▶ [GOAL OF THE EXERCISE] Find the lines with the string "Confidence" and return them.

### MATERIAL FOR THIS TASK ###

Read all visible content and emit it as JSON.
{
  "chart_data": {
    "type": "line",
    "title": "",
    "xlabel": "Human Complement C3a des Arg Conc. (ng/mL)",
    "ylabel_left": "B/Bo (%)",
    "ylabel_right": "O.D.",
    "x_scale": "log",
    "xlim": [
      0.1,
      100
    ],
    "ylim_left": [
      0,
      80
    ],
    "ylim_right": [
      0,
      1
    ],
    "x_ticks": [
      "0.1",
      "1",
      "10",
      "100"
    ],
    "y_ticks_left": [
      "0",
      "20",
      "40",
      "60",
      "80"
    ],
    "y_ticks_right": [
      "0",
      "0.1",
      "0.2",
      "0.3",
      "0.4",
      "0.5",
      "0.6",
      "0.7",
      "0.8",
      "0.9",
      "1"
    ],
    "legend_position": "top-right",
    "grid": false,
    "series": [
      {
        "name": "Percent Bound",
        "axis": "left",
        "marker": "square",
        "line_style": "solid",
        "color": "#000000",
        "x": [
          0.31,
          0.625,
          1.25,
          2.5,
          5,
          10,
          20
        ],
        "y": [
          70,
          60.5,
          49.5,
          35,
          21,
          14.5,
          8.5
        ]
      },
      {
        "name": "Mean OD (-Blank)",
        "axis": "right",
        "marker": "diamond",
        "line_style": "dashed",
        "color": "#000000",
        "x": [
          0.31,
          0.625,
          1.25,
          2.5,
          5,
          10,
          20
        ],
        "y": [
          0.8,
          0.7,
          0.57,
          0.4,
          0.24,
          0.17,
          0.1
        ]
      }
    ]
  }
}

###
### MATERIAL FOR THIS TASK ###

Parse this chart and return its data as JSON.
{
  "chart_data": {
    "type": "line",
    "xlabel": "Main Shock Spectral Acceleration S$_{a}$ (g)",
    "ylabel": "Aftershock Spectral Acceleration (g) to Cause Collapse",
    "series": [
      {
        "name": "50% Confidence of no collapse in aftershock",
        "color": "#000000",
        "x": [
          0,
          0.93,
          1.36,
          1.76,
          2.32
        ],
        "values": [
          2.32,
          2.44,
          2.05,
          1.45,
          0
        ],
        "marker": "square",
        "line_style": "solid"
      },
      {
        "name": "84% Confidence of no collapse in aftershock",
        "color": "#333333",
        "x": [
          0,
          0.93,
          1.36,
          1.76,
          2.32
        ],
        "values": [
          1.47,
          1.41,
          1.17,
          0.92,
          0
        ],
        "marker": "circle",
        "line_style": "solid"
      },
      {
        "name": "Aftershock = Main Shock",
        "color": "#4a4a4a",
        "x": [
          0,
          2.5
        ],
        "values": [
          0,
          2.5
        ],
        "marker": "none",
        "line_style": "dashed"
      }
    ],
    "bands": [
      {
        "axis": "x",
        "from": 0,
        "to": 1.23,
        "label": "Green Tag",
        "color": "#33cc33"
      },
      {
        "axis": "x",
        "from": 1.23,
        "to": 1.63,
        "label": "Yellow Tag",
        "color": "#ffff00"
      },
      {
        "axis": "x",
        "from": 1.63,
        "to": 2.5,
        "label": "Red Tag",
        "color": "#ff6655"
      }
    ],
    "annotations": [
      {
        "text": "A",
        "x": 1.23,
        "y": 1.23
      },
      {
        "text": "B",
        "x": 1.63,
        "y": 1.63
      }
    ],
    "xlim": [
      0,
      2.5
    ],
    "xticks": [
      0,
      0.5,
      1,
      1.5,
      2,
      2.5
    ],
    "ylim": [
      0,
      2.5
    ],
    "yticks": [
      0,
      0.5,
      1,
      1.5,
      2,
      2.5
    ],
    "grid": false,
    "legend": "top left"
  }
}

###

▶ [SOLUTION FOR THIS TASK]
        "name": "50% Confidence of no collapse in aftershock",
        "name": "84% Confidence of no collapse in aftershock",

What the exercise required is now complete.